▶ What is needed
Read the entries below and pull out each line with the string "потенциалы".

▶ Records supplied
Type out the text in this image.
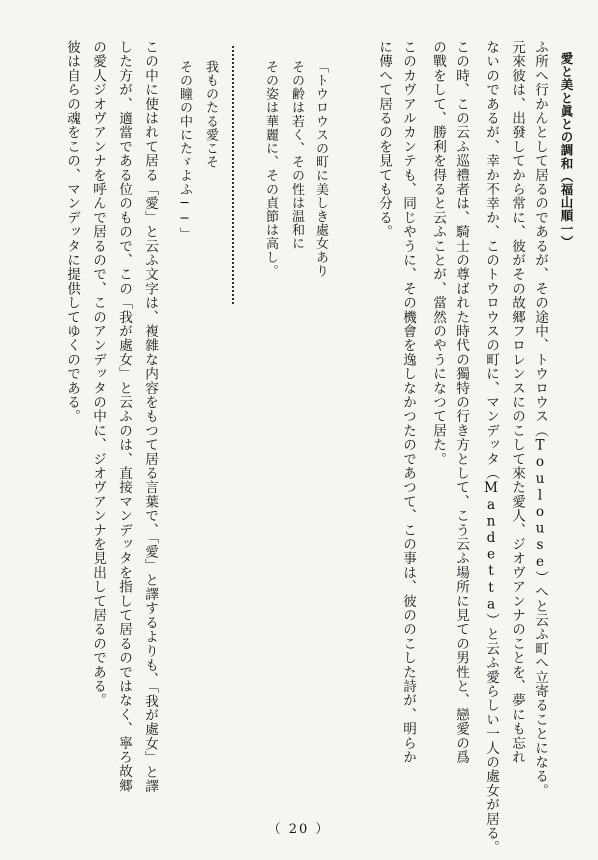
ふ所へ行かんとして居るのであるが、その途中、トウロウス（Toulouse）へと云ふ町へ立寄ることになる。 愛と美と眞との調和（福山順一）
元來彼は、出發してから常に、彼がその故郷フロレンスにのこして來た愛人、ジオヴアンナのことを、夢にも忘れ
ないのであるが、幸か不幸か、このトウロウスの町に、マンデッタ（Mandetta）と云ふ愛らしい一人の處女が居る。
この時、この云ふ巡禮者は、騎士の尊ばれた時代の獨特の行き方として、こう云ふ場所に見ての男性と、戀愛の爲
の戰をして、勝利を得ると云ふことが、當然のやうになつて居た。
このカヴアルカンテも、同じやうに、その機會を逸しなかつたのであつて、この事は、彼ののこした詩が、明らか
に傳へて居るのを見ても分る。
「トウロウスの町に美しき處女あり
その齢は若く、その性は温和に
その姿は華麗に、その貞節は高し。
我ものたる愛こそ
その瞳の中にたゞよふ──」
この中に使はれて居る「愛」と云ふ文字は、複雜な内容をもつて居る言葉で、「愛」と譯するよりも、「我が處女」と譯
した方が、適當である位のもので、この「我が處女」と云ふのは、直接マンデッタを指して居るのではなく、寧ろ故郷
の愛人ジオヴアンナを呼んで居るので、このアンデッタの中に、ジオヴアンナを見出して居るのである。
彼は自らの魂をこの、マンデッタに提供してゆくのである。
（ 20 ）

* * *

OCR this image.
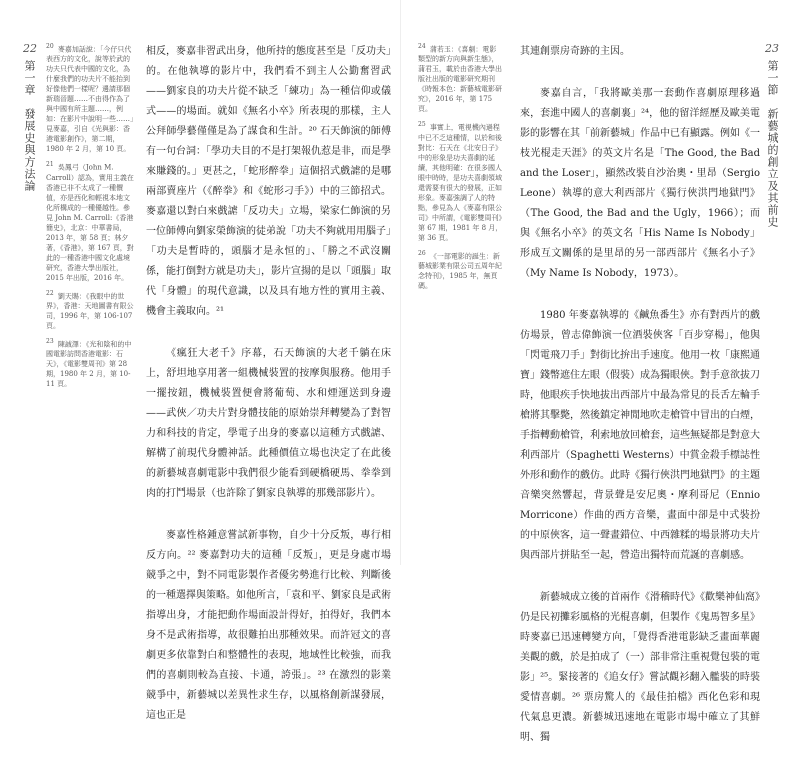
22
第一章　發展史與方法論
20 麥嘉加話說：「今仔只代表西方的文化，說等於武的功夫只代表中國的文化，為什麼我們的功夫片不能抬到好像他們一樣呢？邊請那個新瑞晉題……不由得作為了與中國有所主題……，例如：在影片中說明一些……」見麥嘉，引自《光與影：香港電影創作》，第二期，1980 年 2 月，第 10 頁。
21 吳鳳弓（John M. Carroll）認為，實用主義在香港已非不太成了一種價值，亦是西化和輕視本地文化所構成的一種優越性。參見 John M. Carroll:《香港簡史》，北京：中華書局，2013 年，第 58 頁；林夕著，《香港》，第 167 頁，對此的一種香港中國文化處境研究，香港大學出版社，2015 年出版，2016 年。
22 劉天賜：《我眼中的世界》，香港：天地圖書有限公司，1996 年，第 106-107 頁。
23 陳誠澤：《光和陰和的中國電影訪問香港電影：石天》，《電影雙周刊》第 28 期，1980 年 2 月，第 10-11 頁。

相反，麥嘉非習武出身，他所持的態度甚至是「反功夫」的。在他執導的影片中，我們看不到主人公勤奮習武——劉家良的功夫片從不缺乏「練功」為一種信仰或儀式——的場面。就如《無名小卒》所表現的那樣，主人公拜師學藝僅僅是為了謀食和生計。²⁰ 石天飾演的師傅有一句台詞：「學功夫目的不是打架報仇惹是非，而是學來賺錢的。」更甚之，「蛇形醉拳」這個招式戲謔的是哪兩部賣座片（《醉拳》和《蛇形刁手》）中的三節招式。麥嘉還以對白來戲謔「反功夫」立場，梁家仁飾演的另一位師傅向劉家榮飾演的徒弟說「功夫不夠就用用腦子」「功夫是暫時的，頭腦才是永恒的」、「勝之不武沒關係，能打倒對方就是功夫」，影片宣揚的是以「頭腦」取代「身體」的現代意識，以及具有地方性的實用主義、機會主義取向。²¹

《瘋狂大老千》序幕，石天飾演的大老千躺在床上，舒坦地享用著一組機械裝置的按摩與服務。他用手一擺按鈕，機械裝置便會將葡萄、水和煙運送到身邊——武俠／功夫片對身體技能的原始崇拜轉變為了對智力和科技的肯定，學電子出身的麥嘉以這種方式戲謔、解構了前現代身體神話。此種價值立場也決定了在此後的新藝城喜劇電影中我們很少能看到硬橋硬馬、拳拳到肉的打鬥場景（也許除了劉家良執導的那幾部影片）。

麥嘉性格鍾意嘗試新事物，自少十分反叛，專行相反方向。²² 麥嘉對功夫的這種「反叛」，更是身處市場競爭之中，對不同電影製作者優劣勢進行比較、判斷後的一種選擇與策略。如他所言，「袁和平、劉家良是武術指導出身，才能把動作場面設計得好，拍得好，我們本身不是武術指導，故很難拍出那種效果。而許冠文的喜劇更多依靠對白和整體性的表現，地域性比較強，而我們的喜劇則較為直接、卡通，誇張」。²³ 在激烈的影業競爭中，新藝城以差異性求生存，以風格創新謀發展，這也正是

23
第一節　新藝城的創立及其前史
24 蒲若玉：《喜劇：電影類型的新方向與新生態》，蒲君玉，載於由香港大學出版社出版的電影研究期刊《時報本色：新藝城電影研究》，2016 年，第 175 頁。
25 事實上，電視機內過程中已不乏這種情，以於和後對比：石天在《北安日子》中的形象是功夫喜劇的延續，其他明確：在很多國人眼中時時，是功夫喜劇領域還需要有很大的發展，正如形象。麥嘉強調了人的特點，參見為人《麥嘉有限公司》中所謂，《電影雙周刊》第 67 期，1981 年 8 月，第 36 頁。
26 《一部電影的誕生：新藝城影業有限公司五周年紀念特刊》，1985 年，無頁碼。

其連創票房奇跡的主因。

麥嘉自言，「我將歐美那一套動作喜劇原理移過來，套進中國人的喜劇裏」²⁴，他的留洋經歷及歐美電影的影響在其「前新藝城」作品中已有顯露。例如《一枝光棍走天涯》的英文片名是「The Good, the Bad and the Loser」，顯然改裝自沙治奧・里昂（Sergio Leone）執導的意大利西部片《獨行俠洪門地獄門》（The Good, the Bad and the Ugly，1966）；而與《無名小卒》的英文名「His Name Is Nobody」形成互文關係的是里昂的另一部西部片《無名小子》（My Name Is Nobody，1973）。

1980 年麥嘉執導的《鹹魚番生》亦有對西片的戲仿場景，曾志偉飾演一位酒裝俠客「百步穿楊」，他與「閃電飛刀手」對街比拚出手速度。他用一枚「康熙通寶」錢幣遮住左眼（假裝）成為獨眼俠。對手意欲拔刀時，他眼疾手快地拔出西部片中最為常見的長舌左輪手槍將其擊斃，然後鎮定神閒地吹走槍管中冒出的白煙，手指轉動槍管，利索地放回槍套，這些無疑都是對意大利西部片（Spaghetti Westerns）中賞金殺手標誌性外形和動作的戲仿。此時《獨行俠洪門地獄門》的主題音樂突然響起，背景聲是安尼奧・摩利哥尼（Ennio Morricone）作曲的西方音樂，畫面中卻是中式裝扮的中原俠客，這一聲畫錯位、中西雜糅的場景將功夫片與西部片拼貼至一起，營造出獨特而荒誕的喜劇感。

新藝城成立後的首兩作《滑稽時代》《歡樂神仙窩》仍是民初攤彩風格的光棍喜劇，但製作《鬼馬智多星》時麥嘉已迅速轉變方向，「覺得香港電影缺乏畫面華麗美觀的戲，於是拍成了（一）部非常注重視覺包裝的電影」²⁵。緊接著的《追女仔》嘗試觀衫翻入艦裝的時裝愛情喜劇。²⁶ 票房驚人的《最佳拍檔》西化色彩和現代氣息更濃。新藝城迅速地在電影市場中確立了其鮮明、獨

==

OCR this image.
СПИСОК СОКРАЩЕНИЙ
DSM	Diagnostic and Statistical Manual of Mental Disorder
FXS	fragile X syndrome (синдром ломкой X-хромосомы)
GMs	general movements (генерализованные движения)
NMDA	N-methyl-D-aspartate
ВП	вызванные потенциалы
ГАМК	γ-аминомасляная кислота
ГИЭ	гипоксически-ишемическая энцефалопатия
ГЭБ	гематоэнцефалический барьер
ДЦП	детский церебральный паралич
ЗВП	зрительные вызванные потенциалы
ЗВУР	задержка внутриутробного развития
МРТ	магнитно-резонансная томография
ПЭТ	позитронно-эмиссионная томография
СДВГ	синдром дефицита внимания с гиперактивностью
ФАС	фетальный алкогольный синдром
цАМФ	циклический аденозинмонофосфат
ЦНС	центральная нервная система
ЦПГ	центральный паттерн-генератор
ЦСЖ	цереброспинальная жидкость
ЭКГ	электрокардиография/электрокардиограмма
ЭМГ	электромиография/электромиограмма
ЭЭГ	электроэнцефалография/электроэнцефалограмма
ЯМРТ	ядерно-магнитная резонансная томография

▶ Output
ВП	вызванные потенциалы
ЗВП	зрительные вызванные потенциалы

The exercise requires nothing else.